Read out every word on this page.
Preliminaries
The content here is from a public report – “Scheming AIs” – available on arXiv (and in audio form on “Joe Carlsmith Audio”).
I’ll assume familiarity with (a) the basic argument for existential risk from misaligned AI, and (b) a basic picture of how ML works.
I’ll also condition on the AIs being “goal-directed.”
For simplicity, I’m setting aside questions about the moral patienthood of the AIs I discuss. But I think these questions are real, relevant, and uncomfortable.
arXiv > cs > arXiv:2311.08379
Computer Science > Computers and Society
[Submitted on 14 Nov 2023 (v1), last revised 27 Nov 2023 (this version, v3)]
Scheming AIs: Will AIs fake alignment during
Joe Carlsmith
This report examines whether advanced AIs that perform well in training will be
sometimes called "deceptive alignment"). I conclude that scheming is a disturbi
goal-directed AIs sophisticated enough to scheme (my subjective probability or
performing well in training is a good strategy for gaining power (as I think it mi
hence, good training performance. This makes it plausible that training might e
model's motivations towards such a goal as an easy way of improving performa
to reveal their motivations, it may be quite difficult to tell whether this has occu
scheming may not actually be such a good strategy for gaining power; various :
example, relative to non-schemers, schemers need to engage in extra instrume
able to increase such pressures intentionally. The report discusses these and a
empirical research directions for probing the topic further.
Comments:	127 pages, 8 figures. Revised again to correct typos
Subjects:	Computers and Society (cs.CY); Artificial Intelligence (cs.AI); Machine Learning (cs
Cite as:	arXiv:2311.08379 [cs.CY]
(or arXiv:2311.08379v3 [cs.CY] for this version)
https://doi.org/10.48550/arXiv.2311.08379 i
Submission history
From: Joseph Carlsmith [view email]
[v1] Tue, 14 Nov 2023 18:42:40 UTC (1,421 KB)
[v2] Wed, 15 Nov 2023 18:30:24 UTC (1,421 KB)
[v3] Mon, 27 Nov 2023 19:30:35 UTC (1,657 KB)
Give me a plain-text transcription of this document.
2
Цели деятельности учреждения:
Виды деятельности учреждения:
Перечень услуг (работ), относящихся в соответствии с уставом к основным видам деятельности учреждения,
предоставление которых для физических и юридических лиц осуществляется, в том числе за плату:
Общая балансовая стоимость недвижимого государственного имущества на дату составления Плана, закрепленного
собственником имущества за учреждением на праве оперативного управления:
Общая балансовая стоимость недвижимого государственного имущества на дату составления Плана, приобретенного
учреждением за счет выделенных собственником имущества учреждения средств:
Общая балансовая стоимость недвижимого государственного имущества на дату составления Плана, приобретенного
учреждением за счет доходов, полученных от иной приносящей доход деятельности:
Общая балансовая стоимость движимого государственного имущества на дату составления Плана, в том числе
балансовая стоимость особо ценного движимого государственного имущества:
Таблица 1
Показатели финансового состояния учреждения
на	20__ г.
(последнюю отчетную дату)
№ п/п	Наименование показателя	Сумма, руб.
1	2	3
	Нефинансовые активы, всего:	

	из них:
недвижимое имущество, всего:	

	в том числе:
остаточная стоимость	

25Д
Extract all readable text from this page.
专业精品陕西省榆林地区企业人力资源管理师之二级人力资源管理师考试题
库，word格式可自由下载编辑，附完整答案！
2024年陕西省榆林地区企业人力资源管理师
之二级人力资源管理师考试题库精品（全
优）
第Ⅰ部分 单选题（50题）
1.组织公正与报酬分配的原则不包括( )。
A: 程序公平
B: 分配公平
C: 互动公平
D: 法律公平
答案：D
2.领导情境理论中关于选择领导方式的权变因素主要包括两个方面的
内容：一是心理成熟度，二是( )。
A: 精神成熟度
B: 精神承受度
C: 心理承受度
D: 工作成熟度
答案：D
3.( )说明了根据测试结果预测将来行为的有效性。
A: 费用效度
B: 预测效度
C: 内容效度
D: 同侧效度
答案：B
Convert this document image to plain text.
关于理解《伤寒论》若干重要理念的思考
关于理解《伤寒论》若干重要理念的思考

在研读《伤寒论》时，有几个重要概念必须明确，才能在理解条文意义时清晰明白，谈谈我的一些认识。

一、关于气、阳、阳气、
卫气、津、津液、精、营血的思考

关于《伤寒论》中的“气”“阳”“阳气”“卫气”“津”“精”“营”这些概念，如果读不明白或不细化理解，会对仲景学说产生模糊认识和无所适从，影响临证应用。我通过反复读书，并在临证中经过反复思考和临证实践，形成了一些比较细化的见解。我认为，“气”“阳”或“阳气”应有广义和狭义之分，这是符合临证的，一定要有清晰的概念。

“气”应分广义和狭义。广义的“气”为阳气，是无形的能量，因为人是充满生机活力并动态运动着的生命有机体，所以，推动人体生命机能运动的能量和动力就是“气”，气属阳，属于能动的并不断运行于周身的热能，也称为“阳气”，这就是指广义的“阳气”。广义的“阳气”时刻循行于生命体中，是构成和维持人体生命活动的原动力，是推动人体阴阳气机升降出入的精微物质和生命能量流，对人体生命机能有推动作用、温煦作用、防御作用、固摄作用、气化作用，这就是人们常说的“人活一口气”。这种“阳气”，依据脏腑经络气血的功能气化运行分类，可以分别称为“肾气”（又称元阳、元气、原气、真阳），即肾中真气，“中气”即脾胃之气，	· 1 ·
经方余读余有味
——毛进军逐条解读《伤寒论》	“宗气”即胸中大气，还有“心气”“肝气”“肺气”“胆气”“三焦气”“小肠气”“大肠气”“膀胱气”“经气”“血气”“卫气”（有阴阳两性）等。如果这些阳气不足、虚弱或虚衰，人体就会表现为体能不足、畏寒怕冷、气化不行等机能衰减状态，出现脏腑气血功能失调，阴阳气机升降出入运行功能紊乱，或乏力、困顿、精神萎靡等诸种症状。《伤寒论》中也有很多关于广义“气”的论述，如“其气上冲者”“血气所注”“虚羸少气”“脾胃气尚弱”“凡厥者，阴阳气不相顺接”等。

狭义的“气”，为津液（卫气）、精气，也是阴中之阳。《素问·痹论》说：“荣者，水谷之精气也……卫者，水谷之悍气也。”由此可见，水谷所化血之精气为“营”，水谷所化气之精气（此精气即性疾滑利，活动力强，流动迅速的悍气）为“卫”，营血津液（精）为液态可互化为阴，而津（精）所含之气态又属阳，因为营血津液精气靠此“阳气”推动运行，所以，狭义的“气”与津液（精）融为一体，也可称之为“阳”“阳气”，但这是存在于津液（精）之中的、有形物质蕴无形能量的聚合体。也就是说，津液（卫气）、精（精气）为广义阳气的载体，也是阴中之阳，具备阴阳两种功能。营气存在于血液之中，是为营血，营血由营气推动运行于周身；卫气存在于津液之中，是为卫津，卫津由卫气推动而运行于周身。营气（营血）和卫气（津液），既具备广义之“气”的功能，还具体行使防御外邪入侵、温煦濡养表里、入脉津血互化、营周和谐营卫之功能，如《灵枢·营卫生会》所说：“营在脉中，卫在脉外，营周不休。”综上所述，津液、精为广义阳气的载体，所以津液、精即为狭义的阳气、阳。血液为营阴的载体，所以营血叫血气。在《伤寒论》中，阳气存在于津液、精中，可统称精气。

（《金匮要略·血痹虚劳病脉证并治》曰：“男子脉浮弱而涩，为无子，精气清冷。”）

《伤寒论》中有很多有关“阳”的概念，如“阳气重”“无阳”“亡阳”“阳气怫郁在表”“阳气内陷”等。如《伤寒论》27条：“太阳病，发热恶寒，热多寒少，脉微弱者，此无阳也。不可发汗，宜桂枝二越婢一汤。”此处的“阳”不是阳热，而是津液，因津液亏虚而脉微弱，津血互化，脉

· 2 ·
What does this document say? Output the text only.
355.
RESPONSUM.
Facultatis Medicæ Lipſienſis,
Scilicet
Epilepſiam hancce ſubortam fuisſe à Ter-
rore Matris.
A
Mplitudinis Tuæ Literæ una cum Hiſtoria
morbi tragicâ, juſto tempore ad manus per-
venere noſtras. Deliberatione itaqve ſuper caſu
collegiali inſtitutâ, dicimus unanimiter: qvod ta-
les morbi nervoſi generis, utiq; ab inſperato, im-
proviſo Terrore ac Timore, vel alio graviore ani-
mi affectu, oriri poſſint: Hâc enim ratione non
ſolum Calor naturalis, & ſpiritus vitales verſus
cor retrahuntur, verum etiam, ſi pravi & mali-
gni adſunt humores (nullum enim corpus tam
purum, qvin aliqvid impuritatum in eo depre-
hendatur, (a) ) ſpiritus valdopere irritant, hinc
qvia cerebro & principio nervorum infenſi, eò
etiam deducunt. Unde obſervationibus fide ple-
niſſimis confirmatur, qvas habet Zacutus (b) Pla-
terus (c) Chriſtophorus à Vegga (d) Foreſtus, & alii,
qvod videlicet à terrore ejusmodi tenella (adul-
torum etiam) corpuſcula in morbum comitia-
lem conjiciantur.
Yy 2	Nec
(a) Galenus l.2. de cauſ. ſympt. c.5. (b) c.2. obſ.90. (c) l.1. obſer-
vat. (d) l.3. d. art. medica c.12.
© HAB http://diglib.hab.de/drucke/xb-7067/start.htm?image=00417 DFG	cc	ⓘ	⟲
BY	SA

******

DIRECTION. Your answer should be a single number: the count of lines containing the word "these".

OUTPUT FOR THIS TASK. 2